**TASK PROMPT:**
A faithful transcription of all the data is required.

□ □ □ □ □

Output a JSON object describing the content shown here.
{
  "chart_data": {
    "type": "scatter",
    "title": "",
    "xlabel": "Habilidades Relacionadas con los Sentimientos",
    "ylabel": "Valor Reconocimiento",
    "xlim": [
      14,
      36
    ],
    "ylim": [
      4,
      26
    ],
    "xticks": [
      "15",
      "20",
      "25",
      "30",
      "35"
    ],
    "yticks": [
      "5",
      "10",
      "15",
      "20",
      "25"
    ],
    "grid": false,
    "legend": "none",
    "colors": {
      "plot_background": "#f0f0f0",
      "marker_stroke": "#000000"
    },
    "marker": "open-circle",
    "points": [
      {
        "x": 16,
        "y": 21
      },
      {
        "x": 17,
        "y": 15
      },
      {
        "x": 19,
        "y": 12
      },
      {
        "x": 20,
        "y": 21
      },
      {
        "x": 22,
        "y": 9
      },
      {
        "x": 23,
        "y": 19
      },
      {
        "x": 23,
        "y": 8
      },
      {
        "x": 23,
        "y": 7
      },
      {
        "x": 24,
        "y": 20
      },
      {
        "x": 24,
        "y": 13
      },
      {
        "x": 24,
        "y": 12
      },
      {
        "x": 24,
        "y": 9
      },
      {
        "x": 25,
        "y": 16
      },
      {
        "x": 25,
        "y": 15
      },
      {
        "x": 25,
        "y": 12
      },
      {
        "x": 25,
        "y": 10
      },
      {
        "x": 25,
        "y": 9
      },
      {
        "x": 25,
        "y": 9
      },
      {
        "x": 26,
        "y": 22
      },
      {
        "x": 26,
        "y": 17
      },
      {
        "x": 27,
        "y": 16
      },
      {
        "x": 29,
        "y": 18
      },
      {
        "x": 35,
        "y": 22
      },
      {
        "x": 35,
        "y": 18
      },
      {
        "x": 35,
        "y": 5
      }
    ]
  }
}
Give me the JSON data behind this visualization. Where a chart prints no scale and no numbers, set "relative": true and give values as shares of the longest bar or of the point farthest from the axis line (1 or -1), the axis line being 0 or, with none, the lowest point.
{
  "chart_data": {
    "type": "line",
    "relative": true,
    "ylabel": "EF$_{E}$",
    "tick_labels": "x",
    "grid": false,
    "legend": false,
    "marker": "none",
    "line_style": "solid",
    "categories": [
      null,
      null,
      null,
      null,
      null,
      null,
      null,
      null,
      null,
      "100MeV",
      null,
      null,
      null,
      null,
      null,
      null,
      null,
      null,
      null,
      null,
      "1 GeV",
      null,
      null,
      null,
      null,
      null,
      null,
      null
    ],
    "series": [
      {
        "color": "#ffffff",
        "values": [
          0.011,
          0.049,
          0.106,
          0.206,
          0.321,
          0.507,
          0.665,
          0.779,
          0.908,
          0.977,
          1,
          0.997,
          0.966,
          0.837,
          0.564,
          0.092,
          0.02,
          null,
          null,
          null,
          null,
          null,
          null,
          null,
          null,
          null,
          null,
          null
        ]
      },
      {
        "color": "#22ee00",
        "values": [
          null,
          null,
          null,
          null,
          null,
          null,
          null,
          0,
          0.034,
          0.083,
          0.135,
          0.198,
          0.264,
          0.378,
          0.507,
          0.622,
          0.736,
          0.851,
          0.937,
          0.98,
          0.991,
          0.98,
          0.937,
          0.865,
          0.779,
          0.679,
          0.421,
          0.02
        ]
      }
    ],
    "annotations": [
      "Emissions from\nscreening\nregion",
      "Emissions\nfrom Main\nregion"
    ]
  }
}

□ □ □ □ □

**THE OUTPUT:**
Output a JSON object describing the content shown here.
{
  "chart_data": {
    "type": "scatter",
    "title": "",
    "xlabel": "Habilidades Relacionadas con los Sentimientos",
    "ylabel": "Valor Reconocimiento",
    "xlim": [
      14,
      36
    ],
    "ylim": [
      4,
      26
    ],
    "xticks": [
      "15",
      "20",
      "25",
      "30",
      "35"
    ],
    "yticks": [
      "5",
      "10",
      "15",
      "20",
      "25"
    ],
    "grid": false,
    "legend": "none",
    "colors": {
      "plot_background": "#f0f0f0",
      "marker_stroke": "#000000"
    },
    "marker": "open-circle",
    "points": [
      {
        "x": 16,
        "y": 21
      },
      {
        "x": 17,
        "y": 15
      },
      {
        "x": 19,
        "y": 12
      },
      {
        "x": 20,
        "y": 21
      },
      {
        "x": 22,
        "y": 9
      },
      {
        "x": 23,
        "y": 19
      },
      {
        "x": 23,
        "y": 8
      },
      {
        "x": 23,
        "y": 7
      },
      {
        "x": 24,
        "y": 20
      },
      {
        "x": 24,
        "y": 13
      },
      {
        "x": 24,
        "y": 12
      },
      {
        "x": 24,
        "y": 9
      },
      {
        "x": 25,
        "y": 16
      },
      {
        "x": 25,
        "y": 15
      },
      {
        "x": 25,
        "y": 12
      },
      {
        "x": 25,
        "y": 10
      },
      {
        "x": 25,
        "y": 9
      },
      {
        "x": 25,
        "y": 9
      },
      {
        "x": 26,
        "y": 22
      },
      {
        "x": 26,
        "y": 17
      },
      {
        "x": 27,
        "y": 16
      },
      {
        "x": 29,
        "y": 18
      },
      {
        "x": 35,
        "y": 22
      },
      {
        "x": 35,
        "y": 18
      },
      {
        "x": 35,
        "y": 5
      }
    ]
  }
}
Give me the JSON data behind this visualization. Where a chart prints no scale and no numbers, set "relative": true and give values as shares of the longest bar or of the point farthest from the axis line (1 or -1), the axis line being 0 or, with none, the lowest point.
{
  "chart_data": {
    "type": "line",
    "relative": true,
    "ylabel": "EF$_{E}$",
    "tick_labels": "x",
    "grid": false,
    "legend": false,
    "marker": "none",
    "line_style": "solid",
    "categories": [
      null,
      null,
      null,
      null,
      null,
      null,
      null,
      null,
      null,
      "100MeV",
      null,
      null,
      null,
      null,
      null,
      null,
      null,
      null,
      null,
      null,
      "1 GeV",
      null,
      null,
      null,
      null,
      null,
      null,
      null
    ],
    "series": [
      {
        "color": "#ffffff",
        "values": [
          0.011,
          0.049,
          0.106,
          0.206,
          0.321,
          0.507,
          0.665,
          0.779,
          0.908,
          0.977,
          1,
          0.997,
          0.966,
          0.837,
          0.564,
          0.092,
          0.02,
          null,
          null,
          null,
          null,
          null,
          null,
          null,
          null,
          null,
          null,
          null
        ]
      },
      {
        "color": "#22ee00",
        "values": [
          null,
          null,
          null,
          null,
          null,
          null,
          null,
          0,
          0.034,
          0.083,
          0.135,
          0.198,
          0.264,
          0.378,
          0.507,
          0.622,
          0.736,
          0.851,
          0.937,
          0.98,
          0.991,
          0.98,
          0.937,
          0.865,
          0.779,
          0.679,
          0.421,
          0.02
        ]
      }
    ],
    "annotations": [
      "Emissions from\nscreening\nregion",
      "Emissions\nfrom Main\nregion"
    ]
  }
}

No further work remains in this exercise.